# Excerpted records
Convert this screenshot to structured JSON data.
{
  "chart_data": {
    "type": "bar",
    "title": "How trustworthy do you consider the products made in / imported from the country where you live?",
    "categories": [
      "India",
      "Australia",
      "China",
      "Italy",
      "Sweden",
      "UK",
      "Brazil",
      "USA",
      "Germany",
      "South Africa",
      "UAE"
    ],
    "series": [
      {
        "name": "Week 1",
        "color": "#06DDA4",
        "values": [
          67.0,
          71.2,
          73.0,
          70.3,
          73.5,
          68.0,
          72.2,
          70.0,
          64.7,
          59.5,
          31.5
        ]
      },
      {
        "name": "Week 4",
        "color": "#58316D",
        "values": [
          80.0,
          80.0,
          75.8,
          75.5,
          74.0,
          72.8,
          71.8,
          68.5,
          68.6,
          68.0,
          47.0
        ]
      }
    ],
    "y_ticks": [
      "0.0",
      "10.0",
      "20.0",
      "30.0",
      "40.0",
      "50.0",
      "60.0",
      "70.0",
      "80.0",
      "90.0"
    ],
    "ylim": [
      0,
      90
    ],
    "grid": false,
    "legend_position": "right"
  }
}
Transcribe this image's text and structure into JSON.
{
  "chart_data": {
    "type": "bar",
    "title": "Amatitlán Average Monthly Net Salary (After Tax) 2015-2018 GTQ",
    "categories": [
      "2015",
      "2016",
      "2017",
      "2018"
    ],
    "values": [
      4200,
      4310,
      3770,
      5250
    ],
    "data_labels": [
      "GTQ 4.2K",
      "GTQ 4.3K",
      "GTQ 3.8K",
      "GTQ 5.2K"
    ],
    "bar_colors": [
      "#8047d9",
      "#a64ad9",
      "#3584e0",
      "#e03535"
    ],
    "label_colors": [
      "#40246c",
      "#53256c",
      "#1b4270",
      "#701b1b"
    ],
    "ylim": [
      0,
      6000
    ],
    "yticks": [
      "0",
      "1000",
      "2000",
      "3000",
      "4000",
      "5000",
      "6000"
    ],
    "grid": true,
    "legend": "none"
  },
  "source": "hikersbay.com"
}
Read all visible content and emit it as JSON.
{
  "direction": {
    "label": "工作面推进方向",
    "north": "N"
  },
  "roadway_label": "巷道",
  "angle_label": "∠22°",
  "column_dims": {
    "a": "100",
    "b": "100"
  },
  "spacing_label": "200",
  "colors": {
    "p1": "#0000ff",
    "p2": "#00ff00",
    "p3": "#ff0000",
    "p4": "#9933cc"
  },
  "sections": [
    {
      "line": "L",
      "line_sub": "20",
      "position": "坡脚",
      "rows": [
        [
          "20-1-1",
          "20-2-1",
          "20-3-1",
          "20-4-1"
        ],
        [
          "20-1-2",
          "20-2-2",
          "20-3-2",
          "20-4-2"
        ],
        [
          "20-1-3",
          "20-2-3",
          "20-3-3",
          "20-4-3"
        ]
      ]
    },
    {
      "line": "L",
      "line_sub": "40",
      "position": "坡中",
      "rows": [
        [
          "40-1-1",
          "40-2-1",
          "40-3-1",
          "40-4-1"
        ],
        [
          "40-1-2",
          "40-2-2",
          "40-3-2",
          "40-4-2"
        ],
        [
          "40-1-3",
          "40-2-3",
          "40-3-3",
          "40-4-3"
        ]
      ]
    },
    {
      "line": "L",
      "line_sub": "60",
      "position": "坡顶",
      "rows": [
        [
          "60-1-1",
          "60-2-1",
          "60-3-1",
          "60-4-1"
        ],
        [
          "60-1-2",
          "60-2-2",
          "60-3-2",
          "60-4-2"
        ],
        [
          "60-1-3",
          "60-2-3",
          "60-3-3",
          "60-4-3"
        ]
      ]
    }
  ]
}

# Exercise
Set down the listing in full, keeping every word exactly as it is.

# Task answer
Convert this screenshot to structured JSON data.
{
  "chart_data": {
    "type": "bar",
    "title": "How trustworthy do you consider the products made in / imported from the country where you live?",
    "categories": [
      "India",
      "Australia",
      "China",
      "Italy",
      "Sweden",
      "UK",
      "Brazil",
      "USA",
      "Germany",
      "South Africa",
      "UAE"
    ],
    "series": [
      {
        "name": "Week 1",
        "color": "#06DDA4",
        "values": [
          67.0,
          71.2,
          73.0,
          70.3,
          73.5,
          68.0,
          72.2,
          70.0,
          64.7,
          59.5,
          31.5
        ]
      },
      {
        "name": "Week 4",
        "color": "#58316D",
        "values": [
          80.0,
          80.0,
          75.8,
          75.5,
          74.0,
          72.8,
          71.8,
          68.5,
          68.6,
          68.0,
          47.0
        ]
      }
    ],
    "y_ticks": [
      "0.0",
      "10.0",
      "20.0",
      "30.0",
      "40.0",
      "50.0",
      "60.0",
      "70.0",
      "80.0",
      "90.0"
    ],
    "ylim": [
      0,
      90
    ],
    "grid": false,
    "legend_position": "right"
  }
}
Transcribe this image's text and structure into JSON.
{
  "chart_data": {
    "type": "bar",
    "title": "Amatitlán Average Monthly Net Salary (After Tax) 2015-2018 GTQ",
    "categories": [
      "2015",
      "2016",
      "2017",
      "2018"
    ],
    "values": [
      4200,
      4310,
      3770,
      5250
    ],
    "data_labels": [
      "GTQ 4.2K",
      "GTQ 4.3K",
      "GTQ 3.8K",
      "GTQ 5.2K"
    ],
    "bar_colors": [
      "#8047d9",
      "#a64ad9",
      "#3584e0",
      "#e03535"
    ],
    "label_colors": [
      "#40246c",
      "#53256c",
      "#1b4270",
      "#701b1b"
    ],
    "ylim": [
      0,
      6000
    ],
    "yticks": [
      "0",
      "1000",
      "2000",
      "3000",
      "4000",
      "5000",
      "6000"
    ],
    "grid": true,
    "legend": "none"
  },
  "source": "hikersbay.com"
}
Read all visible content and emit it as JSON.
{
  "direction": {
    "label": "工作面推进方向",
    "north": "N"
  },
  "roadway_label": "巷道",
  "angle_label": "∠22°",
  "column_dims": {
    "a": "100",
    "b": "100"
  },
  "spacing_label": "200",
  "colors": {
    "p1": "#0000ff",
    "p2": "#00ff00",
    "p3": "#ff0000",
    "p4": "#9933cc"
  },
  "sections": [
    {
      "line": "L",
      "line_sub": "20",
      "position": "坡脚",
      "rows": [
        [
          "20-1-1",
          "20-2-1",
          "20-3-1",
          "20-4-1"
        ],
        [
          "20-1-2",
          "20-2-2",
          "20-3-2",
          "20-4-2"
        ],
        [
          "20-1-3",
          "20-2-3",
          "20-3-3",
          "20-4-3"
        ]
      ]
    },
    {
      "line": "L",
      "line_sub": "40",
      "position": "坡中",
      "rows": [
        [
          "40-1-1",
          "40-2-1",
          "40-3-1",
          "40-4-1"
        ],
        [
          "40-1-2",
          "40-2-2",
          "40-3-2",
          "40-4-2"
        ],
        [
          "40-1-3",
          "40-2-3",
          "40-3-3",
          "40-4-3"
        ]
      ]
    },
    {
      "line": "L",
      "line_sub": "60",
      "position": "坡顶",
      "rows": [
        [
          "60-1-1",
          "60-2-1",
          "60-3-1",
          "60-4-1"
        ],
        [
          "60-1-2",
          "60-2-2",
          "60-3-2",
          "60-4-2"
        ],
        [
          "60-1-3",
          "60-2-3",
          "60-3-3",
          "60-4-3"
        ]
      ]
    }
  ]
}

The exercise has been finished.